— START DATA SHOWN —

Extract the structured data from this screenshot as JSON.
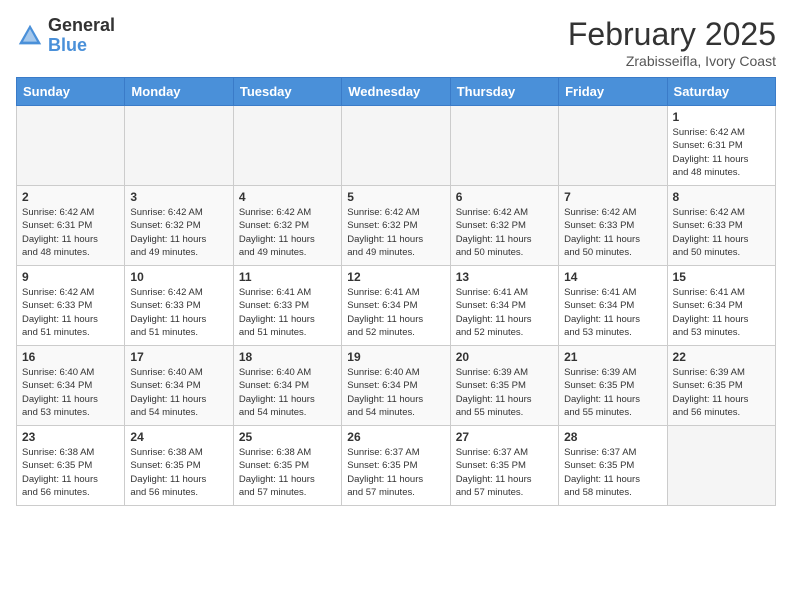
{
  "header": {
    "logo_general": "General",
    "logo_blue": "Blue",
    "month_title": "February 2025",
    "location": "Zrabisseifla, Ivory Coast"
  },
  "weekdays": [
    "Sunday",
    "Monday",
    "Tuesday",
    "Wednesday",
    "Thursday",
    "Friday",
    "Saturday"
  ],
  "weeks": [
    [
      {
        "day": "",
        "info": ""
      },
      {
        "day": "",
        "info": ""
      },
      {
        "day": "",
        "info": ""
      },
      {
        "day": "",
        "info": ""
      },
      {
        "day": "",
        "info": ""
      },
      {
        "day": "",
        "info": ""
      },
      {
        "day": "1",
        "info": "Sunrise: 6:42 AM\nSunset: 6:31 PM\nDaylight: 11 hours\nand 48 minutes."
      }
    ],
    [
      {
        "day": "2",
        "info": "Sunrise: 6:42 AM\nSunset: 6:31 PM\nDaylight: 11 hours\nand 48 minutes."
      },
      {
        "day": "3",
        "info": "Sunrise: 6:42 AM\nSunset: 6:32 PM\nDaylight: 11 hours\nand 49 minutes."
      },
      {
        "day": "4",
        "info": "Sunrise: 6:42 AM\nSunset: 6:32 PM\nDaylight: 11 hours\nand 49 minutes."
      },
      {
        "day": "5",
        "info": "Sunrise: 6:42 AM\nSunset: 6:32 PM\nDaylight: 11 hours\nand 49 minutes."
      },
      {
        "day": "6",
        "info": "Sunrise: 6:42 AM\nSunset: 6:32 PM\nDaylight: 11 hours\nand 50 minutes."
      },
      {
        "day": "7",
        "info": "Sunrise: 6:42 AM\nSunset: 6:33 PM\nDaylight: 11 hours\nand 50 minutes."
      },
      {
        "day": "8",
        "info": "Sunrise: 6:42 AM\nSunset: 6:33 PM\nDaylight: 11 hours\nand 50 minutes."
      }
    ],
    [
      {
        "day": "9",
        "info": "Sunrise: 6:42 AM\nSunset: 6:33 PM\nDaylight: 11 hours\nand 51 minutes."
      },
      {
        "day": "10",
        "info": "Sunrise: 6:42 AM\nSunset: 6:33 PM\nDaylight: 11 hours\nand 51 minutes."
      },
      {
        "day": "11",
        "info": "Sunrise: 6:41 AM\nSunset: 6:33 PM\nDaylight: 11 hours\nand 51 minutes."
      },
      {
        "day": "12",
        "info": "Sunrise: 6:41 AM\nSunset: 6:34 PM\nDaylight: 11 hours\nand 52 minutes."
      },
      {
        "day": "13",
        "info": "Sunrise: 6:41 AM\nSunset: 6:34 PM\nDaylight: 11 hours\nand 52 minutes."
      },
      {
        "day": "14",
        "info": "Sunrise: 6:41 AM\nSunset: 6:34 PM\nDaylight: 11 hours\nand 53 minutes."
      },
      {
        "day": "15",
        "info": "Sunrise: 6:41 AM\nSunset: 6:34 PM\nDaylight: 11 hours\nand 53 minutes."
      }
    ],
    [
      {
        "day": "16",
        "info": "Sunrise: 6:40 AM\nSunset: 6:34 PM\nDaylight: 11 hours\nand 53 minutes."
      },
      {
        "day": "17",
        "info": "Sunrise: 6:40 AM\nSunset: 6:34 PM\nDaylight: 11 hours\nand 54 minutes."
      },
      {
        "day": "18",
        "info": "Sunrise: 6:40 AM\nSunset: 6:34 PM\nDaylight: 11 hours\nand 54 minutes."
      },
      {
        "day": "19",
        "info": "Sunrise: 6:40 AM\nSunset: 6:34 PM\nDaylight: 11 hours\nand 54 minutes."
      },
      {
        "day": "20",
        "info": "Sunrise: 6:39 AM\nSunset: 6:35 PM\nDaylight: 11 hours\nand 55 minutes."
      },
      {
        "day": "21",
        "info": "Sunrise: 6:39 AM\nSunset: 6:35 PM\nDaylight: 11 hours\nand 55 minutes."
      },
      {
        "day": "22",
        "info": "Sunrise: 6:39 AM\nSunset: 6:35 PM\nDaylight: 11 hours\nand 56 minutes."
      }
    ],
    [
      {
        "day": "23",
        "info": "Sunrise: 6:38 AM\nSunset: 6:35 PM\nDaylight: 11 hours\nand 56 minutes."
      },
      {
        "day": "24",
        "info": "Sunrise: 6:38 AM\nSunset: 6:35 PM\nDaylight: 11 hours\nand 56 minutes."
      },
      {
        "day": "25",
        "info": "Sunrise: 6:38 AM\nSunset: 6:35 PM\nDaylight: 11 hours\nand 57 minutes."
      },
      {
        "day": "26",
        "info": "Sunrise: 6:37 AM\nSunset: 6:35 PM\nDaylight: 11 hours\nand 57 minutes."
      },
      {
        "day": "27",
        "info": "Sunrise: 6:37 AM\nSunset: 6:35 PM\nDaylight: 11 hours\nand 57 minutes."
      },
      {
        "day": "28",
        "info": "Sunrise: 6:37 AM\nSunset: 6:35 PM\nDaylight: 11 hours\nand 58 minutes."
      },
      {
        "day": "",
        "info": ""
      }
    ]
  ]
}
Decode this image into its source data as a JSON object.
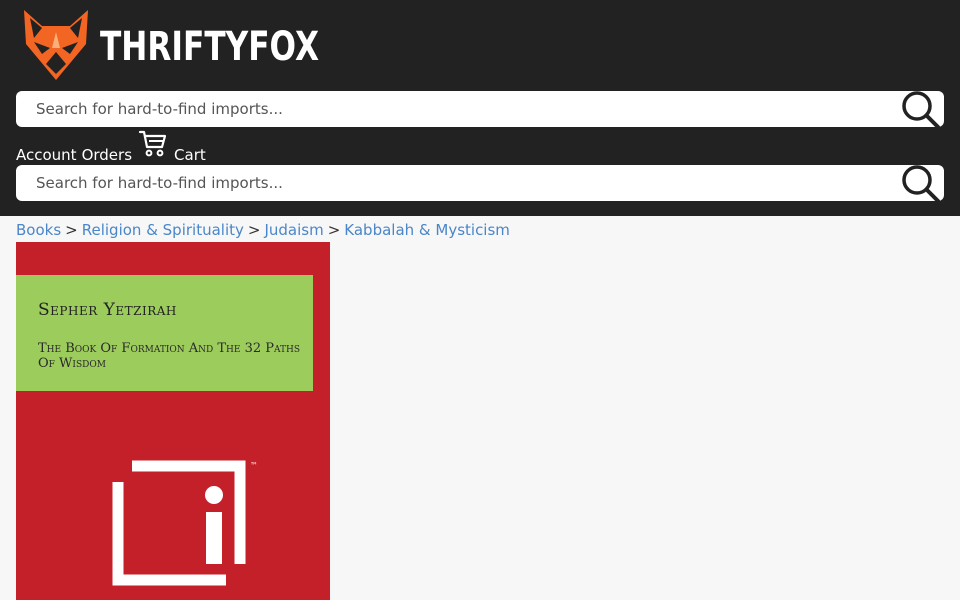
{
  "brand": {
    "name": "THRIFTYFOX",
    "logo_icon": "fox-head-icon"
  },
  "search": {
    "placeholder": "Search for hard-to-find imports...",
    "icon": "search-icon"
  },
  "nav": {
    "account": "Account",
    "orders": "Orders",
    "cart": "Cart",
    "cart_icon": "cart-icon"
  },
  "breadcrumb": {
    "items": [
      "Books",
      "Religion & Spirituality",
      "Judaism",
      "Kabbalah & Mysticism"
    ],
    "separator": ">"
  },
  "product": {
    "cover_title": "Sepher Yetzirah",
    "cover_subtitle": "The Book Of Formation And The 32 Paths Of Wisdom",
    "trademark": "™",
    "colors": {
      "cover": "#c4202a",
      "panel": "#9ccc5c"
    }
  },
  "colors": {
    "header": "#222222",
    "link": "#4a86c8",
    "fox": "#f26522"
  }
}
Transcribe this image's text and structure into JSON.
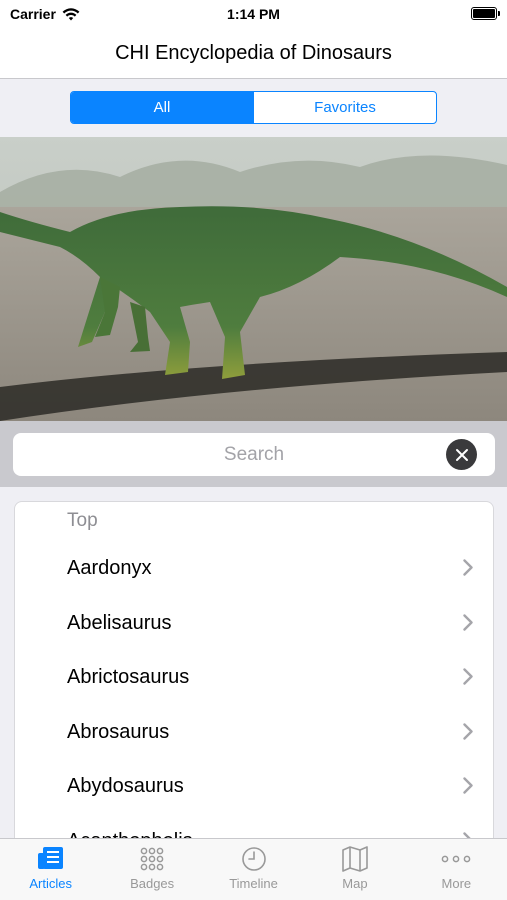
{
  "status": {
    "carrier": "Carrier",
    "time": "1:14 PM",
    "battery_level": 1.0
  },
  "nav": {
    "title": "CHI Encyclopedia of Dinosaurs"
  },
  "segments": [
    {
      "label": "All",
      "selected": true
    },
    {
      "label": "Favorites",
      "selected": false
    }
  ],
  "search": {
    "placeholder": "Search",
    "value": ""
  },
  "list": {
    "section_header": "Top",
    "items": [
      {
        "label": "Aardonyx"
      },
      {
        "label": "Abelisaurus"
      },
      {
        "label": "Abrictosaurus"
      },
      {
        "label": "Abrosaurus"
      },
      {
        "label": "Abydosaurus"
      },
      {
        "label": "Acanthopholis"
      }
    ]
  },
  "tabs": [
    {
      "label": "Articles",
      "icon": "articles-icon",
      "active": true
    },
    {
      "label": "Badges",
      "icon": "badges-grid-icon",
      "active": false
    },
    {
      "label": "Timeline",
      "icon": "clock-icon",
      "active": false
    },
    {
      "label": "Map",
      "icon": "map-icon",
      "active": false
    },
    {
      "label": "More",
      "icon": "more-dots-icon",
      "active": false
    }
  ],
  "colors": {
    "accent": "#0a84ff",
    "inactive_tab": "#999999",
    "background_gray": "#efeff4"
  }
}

— END DATA SHOWN —

-- INSTRUCTION --
Print each of the records above exactly as written, leaving no picture in the copy.

-- FINISHED ANSWER --
Extract the structured data from this screenshot as JSON.
{
  "header": {
    "logo_general": "General",
    "logo_blue": "Blue",
    "month_title": "February 2025",
    "location": "Zrabisseifla, Ivory Coast"
  },
  "weekdays": [
    "Sunday",
    "Monday",
    "Tuesday",
    "Wednesday",
    "Thursday",
    "Friday",
    "Saturday"
  ],
  "weeks": [
    [
      {
        "day": "",
        "info": ""
      },
      {
        "day": "",
        "info": ""
      },
      {
        "day": "",
        "info": ""
      },
      {
        "day": "",
        "info": ""
      },
      {
        "day": "",
        "info": ""
      },
      {
        "day": "",
        "info": ""
      },
      {
        "day": "1",
        "info": "Sunrise: 6:42 AM\nSunset: 6:31 PM\nDaylight: 11 hours\nand 48 minutes."
      }
    ],
    [
      {
        "day": "2",
        "info": "Sunrise: 6:42 AM\nSunset: 6:31 PM\nDaylight: 11 hours\nand 48 minutes."
      },
      {
        "day": "3",
        "info": "Sunrise: 6:42 AM\nSunset: 6:32 PM\nDaylight: 11 hours\nand 49 minutes."
      },
      {
        "day": "4",
        "info": "Sunrise: 6:42 AM\nSunset: 6:32 PM\nDaylight: 11 hours\nand 49 minutes."
      },
      {
        "day": "5",
        "info": "Sunrise: 6:42 AM\nSunset: 6:32 PM\nDaylight: 11 hours\nand 49 minutes."
      },
      {
        "day": "6",
        "info": "Sunrise: 6:42 AM\nSunset: 6:32 PM\nDaylight: 11 hours\nand 50 minutes."
      },
      {
        "day": "7",
        "info": "Sunrise: 6:42 AM\nSunset: 6:33 PM\nDaylight: 11 hours\nand 50 minutes."
      },
      {
        "day": "8",
        "info": "Sunrise: 6:42 AM\nSunset: 6:33 PM\nDaylight: 11 hours\nand 50 minutes."
      }
    ],
    [
      {
        "day": "9",
        "info": "Sunrise: 6:42 AM\nSunset: 6:33 PM\nDaylight: 11 hours\nand 51 minutes."
      },
      {
        "day": "10",
        "info": "Sunrise: 6:42 AM\nSunset: 6:33 PM\nDaylight: 11 hours\nand 51 minutes."
      },
      {
        "day": "11",
        "info": "Sunrise: 6:41 AM\nSunset: 6:33 PM\nDaylight: 11 hours\nand 51 minutes."
      },
      {
        "day": "12",
        "info": "Sunrise: 6:41 AM\nSunset: 6:34 PM\nDaylight: 11 hours\nand 52 minutes."
      },
      {
        "day": "13",
        "info": "Sunrise: 6:41 AM\nSunset: 6:34 PM\nDaylight: 11 hours\nand 52 minutes."
      },
      {
        "day": "14",
        "info": "Sunrise: 6:41 AM\nSunset: 6:34 PM\nDaylight: 11 hours\nand 53 minutes."
      },
      {
        "day": "15",
        "info": "Sunrise: 6:41 AM\nSunset: 6:34 PM\nDaylight: 11 hours\nand 53 minutes."
      }
    ],
    [
      {
        "day": "16",
        "info": "Sunrise: 6:40 AM\nSunset: 6:34 PM\nDaylight: 11 hours\nand 53 minutes."
      },
      {
        "day": "17",
        "info": "Sunrise: 6:40 AM\nSunset: 6:34 PM\nDaylight: 11 hours\nand 54 minutes."
      },
      {
        "day": "18",
        "info": "Sunrise: 6:40 AM\nSunset: 6:34 PM\nDaylight: 11 hours\nand 54 minutes."
      },
      {
        "day": "19",
        "info": "Sunrise: 6:40 AM\nSunset: 6:34 PM\nDaylight: 11 hours\nand 54 minutes."
      },
      {
        "day": "20",
        "info": "Sunrise: 6:39 AM\nSunset: 6:35 PM\nDaylight: 11 hours\nand 55 minutes."
      },
      {
        "day": "21",
        "info": "Sunrise: 6:39 AM\nSunset: 6:35 PM\nDaylight: 11 hours\nand 55 minutes."
      },
      {
        "day": "22",
        "info": "Sunrise: 6:39 AM\nSunset: 6:35 PM\nDaylight: 11 hours\nand 56 minutes."
      }
    ],
    [
      {
        "day": "23",
        "info": "Sunrise: 6:38 AM\nSunset: 6:35 PM\nDaylight: 11 hours\nand 56 minutes."
      },
      {
        "day": "24",
        "info": "Sunrise: 6:38 AM\nSunset: 6:35 PM\nDaylight: 11 hours\nand 56 minutes."
      },
      {
        "day": "25",
        "info": "Sunrise: 6:38 AM\nSunset: 6:35 PM\nDaylight: 11 hours\nand 57 minutes."
      },
      {
        "day": "26",
        "info": "Sunrise: 6:37 AM\nSunset: 6:35 PM\nDaylight: 11 hours\nand 57 minutes."
      },
      {
        "day": "27",
        "info": "Sunrise: 6:37 AM\nSunset: 6:35 PM\nDaylight: 11 hours\nand 57 minutes."
      },
      {
        "day": "28",
        "info": "Sunrise: 6:37 AM\nSunset: 6:35 PM\nDaylight: 11 hours\nand 58 minutes."
      },
      {
        "day": "",
        "info": ""
      }
    ]
  ]
}
Decode this image into its source data as a JSON object.
{
  "brand": {
    "name": "THRIFTYFOX",
    "logo_icon": "fox-head-icon"
  },
  "search": {
    "placeholder": "Search for hard-to-find imports...",
    "icon": "search-icon"
  },
  "nav": {
    "account": "Account",
    "orders": "Orders",
    "cart": "Cart",
    "cart_icon": "cart-icon"
  },
  "breadcrumb": {
    "items": [
      "Books",
      "Religion & Spirituality",
      "Judaism",
      "Kabbalah & Mysticism"
    ],
    "separator": ">"
  },
  "product": {
    "cover_title": "Sepher Yetzirah",
    "cover_subtitle": "The Book Of Formation And The 32 Paths Of Wisdom",
    "trademark": "™",
    "colors": {
      "cover": "#c4202a",
      "panel": "#9ccc5c"
    }
  },
  "colors": {
    "header": "#222222",
    "link": "#4a86c8",
    "fox": "#f26522"
  }
}
Transcribe this image's text and structure into JSON.
{
  "status": {
    "carrier": "Carrier",
    "time": "1:14 PM",
    "battery_level": 1.0
  },
  "nav": {
    "title": "CHI Encyclopedia of Dinosaurs"
  },
  "segments": [
    {
      "label": "All",
      "selected": true
    },
    {
      "label": "Favorites",
      "selected": false
    }
  ],
  "search": {
    "placeholder": "Search",
    "value": ""
  },
  "list": {
    "section_header": "Top",
    "items": [
      {
        "label": "Aardonyx"
      },
      {
        "label": "Abelisaurus"
      },
      {
        "label": "Abrictosaurus"
      },
      {
        "label": "Abrosaurus"
      },
      {
        "label": "Abydosaurus"
      },
      {
        "label": "Acanthopholis"
      }
    ]
  },
  "tabs": [
    {
      "label": "Articles",
      "icon": "articles-icon",
      "active": true
    },
    {
      "label": "Badges",
      "icon": "badges-grid-icon",
      "active": false
    },
    {
      "label": "Timeline",
      "icon": "clock-icon",
      "active": false
    },
    {
      "label": "Map",
      "icon": "map-icon",
      "active": false
    },
    {
      "label": "More",
      "icon": "more-dots-icon",
      "active": false
    }
  ],
  "colors": {
    "accent": "#0a84ff",
    "inactive_tab": "#999999",
    "background_gray": "#efeff4"
  }
}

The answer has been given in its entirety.